WHAT IS ASKED: Extract each line where the string "files" shows up.
[begin DATA SECTION]
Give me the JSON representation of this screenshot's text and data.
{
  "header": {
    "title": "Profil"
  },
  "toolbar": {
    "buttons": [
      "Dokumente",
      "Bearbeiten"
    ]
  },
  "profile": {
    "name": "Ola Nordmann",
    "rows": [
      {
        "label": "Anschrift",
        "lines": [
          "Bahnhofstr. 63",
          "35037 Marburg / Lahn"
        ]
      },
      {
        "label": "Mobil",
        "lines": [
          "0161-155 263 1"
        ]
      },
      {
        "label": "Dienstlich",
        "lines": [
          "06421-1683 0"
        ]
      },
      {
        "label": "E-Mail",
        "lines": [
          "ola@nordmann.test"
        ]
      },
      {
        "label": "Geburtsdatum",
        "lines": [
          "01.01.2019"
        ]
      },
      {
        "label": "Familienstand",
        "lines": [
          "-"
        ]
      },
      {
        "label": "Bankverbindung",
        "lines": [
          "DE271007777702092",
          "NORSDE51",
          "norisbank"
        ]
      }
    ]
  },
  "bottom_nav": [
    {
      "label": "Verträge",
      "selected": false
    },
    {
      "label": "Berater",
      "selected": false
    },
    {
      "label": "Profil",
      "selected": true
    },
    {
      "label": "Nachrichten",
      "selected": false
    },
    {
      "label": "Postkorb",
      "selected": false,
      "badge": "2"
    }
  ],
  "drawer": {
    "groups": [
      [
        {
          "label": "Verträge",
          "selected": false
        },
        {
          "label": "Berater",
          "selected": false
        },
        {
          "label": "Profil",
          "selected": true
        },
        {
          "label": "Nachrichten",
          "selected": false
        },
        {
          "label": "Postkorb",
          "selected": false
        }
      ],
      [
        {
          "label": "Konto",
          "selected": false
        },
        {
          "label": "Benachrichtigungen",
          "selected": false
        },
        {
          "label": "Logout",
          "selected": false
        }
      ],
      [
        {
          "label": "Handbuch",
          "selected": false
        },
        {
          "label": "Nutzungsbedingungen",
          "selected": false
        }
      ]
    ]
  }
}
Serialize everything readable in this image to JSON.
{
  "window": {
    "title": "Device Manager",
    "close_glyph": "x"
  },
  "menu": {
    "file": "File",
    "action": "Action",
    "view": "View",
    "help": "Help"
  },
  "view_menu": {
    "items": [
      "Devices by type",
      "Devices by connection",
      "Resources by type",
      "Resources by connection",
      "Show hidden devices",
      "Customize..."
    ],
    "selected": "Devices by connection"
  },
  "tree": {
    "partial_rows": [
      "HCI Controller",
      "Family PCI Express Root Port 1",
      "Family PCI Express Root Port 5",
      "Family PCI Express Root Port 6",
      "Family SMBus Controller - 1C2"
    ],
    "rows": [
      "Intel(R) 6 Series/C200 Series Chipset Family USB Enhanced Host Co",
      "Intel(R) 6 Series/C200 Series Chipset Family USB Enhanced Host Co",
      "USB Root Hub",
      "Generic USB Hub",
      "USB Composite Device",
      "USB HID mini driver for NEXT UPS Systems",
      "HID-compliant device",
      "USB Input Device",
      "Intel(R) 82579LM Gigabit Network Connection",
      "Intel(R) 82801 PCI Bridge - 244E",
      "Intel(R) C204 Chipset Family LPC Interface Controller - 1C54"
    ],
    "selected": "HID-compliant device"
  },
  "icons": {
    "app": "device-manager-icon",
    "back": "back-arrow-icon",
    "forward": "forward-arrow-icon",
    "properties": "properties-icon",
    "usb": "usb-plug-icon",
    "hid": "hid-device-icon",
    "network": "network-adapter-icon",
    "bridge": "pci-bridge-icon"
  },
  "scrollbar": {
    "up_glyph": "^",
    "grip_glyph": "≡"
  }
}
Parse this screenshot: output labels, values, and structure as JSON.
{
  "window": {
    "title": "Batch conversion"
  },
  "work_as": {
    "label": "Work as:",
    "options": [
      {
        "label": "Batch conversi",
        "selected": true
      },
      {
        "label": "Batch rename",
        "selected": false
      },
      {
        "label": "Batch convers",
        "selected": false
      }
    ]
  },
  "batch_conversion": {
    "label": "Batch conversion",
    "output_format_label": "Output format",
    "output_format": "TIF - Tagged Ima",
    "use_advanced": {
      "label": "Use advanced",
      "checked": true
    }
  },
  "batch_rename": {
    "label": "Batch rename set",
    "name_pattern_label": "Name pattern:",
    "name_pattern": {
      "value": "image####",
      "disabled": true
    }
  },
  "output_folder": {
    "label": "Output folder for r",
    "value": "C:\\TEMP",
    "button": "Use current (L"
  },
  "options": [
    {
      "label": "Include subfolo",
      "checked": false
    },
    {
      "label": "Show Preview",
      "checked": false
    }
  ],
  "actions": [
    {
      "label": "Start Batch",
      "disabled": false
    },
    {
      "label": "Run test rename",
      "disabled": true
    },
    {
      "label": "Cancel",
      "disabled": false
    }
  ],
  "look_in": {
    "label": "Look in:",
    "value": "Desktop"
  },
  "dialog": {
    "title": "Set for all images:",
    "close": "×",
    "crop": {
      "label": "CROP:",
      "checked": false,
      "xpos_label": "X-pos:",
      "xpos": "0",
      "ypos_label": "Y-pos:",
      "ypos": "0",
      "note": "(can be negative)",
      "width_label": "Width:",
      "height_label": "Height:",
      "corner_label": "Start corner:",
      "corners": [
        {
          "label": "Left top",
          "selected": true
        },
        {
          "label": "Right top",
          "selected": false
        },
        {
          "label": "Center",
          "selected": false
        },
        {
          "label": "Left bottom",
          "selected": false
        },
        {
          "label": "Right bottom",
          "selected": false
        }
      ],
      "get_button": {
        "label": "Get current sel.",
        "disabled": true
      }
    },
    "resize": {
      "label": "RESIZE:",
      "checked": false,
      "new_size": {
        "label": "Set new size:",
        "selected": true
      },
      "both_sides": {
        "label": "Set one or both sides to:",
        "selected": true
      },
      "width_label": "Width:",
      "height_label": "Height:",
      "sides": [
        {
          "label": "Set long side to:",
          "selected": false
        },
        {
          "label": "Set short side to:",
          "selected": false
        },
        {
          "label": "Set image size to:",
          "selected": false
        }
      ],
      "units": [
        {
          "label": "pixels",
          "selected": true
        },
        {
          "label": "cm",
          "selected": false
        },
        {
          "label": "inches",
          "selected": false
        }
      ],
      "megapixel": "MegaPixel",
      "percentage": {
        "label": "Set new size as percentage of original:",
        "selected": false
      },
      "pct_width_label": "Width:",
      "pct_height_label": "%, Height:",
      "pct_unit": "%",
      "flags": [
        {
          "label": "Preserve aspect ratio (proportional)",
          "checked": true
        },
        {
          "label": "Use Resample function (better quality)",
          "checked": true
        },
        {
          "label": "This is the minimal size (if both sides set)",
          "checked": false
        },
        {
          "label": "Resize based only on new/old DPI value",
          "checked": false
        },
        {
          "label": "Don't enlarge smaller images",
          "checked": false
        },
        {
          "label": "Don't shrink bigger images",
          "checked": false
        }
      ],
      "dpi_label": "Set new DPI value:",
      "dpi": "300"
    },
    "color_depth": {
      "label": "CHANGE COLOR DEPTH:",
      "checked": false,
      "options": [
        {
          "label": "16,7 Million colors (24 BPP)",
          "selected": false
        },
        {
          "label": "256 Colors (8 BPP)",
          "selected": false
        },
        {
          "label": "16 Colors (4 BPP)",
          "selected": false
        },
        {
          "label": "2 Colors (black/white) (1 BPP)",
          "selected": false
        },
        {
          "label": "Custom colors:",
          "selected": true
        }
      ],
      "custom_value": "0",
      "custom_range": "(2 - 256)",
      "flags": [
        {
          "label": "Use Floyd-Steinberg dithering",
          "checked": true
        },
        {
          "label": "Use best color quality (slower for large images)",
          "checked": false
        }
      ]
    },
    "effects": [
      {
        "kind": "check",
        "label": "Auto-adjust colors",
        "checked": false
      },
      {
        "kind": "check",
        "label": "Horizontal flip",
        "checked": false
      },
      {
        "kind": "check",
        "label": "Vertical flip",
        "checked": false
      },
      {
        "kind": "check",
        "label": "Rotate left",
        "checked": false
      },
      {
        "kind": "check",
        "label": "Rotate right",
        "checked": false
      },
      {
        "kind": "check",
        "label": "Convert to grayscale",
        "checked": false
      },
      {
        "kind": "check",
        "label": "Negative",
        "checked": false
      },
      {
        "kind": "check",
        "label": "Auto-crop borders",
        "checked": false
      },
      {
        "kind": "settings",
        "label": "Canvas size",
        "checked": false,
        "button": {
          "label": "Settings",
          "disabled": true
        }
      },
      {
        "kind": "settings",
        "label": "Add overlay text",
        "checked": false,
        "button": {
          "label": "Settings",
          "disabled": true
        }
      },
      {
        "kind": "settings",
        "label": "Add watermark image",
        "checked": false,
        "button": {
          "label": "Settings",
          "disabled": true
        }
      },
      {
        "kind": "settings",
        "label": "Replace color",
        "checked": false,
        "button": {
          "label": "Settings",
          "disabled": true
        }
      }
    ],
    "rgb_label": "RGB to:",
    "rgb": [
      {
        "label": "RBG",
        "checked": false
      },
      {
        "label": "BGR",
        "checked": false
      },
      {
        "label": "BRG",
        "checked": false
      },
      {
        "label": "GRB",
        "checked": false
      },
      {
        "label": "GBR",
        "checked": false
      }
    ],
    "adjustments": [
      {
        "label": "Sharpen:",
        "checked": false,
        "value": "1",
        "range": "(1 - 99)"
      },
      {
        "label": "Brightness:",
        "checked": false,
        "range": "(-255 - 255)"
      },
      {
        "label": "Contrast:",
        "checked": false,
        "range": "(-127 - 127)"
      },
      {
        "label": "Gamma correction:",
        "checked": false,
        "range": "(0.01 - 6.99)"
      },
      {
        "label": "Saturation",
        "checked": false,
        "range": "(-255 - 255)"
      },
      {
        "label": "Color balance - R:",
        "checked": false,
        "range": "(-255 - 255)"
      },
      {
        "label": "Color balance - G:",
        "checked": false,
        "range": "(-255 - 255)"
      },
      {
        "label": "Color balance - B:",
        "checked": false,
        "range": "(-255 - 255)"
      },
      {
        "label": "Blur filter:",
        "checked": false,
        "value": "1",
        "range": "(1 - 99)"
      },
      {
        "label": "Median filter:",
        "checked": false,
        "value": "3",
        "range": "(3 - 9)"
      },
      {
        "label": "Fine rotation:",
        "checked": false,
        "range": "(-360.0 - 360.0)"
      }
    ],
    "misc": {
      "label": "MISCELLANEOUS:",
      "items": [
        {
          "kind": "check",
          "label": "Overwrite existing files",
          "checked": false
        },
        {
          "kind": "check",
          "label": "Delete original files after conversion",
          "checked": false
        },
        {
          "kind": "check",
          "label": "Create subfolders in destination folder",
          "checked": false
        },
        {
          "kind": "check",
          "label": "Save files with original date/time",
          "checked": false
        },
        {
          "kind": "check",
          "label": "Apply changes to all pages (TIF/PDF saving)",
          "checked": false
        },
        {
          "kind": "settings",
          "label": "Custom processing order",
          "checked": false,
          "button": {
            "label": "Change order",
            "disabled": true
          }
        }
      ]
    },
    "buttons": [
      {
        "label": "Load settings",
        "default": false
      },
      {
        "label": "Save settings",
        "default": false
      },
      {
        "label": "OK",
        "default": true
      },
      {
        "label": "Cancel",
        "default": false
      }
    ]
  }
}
[end DATA SECTION]
EXERCISE RESULT:
          "label": "Overwrite existing files",
          "label": "Delete original files after conversion",
          "label": "Save files with original date/time",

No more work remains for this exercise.